The tragedies drew husband and wife yet closer, united by shared grief and commitment to their daughters Jenny Caroline, Jenny Laura and Jenny Eleanor. In fact, despite all its pitfalls, the marriage of the father and mother of communism remained rich with love (though devoid of capital). On a trip to their Prussian hometown to discover the contents of his mother’s will, Karl wrote to his wife, “Dear sweet darling Jenny, Every day and on every side I am asked about the ‘most beautiful girl in Trier’ and the ‘queen of the ball.’ It’s damned pleasant for a man, when his wife lives on like this as an ‘enchanted princess’ in the imagination of a whole town.”

     But even such intense love could not buoy Jenny forever. She had been experiencing intense internal pain, and in 1881, was diagnosed with liver cancer and passed away at age sixty-seven on December 2 of that year. Karl was inconsolable-life without Jenny was unbearable. While fate had not spared Fru Marx much, her death did spare her bearing witness to the tragedies which befell her girls. Two years later bladder cancer claimed her firstborn, Jenny Caroline, which proved a second and lethal punch to the man who had recently become a widower. Weakened by despair and his health compromised by years of drinking and smoking, in 1883 Karl Marx joined his spouse and child in Highgate Cemetery.

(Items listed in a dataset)
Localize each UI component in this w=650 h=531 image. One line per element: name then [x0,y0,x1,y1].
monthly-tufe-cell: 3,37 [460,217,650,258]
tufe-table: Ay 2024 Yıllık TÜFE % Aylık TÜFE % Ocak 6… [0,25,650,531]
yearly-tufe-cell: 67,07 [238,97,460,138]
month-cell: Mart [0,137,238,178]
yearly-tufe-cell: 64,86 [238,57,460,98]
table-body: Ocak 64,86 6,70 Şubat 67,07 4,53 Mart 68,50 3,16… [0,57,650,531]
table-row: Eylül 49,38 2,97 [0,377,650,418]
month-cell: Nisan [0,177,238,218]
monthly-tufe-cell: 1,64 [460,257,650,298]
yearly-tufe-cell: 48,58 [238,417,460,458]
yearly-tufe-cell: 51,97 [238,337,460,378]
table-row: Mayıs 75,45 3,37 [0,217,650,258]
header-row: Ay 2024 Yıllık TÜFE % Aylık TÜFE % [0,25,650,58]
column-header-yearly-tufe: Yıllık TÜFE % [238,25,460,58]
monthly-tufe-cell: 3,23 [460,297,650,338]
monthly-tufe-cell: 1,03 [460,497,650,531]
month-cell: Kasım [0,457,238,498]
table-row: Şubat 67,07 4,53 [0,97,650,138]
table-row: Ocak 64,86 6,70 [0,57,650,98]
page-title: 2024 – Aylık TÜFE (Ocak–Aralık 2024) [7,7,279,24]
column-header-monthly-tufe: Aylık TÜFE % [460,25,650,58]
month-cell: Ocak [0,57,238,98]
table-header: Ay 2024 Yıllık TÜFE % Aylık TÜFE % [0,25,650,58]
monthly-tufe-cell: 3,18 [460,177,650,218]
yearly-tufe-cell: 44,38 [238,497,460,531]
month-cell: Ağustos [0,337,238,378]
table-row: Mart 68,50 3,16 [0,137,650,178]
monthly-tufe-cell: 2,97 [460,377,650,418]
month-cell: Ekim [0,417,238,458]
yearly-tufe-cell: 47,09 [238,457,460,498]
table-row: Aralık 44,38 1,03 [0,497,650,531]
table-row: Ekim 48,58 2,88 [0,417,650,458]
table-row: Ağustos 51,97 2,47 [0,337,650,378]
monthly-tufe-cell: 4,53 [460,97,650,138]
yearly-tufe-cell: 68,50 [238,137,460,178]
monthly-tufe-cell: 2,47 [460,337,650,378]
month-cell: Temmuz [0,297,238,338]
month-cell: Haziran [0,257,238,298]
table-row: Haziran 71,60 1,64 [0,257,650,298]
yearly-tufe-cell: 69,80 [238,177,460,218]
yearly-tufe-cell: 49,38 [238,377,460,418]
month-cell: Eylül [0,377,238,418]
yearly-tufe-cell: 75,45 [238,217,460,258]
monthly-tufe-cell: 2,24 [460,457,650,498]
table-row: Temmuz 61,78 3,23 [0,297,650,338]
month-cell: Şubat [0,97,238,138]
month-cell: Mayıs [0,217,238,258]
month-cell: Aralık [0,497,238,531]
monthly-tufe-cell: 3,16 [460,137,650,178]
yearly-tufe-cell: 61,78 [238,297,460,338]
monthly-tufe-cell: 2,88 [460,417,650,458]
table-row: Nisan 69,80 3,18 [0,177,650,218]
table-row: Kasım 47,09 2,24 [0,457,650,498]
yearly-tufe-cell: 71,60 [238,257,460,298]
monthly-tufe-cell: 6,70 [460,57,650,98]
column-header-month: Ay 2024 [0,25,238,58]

PROBLEMS TO WORK ON:
(1) Could you rewrite the passage about Karl and Jenny Marx between "But even such" and "in Highgate Cemetery.", inclusive, with "inconsolable" changed to "heartbroken"?
(2) Could you continue the passage about Karl and Jenny Marx past its final sentence?

SOLVED TASKS:
(1)
But even such intense love could not buoy Jenny forever. She had been experiencing intense internal pain, and in 1881, was diagnosed with liver cancer and passed away at age sixty-seven on December 2 of that year. Karl was heartbroken-life without Jenny was unbearable. While fate had not spared Fru Marx much, her death did spare her bearing witness to the tragedies which befell her girls. Two years later bladder cancer claimed her firstborn, Jenny Caroline, which proved a second and lethal punch to the man who had recently become a widower. Weakened by despair and his health compromised by years of drinking and smoking, in 1883 Karl Marx joined his spouse and child in Highgate Cemetery.

(2)
The next two daughters shared their mother’s questionable taste in men. Jenny Laura died in a cyanide induced suicide pact, with her husband Paul Lafargue. His suicide note proclaimed, “Long live Communism!” The youngest, Jenny Eleanor, also ended her life with cyanide when she discovered her common-law spouse, Edward Aveling, had embezzled her funds and legally married a young actress.

        Fate was, at last, merciful to Jenny by sparing her having to witness  the horror which befell her family after she died, one which bore a marked resemblance to a Greek tragedy. However, Jenny also never lived to see her husband’s vision turn into a tidal wave of a political movement that changed the history of the world and made his name immortal, though quickly snubbing her part in the process. But she would not have raged against his place in history even though her own legacy was lost. It would have been enough for her that she was the Mother of what she had always prayed would be an egalitarian brotherhood. Although the Baron’s daughter had more than her fair share from the quiver of the arrows of misfortune, she at least lived her life with the husband who, to the last, always saw her as Trier’s, and his, enchanted princess.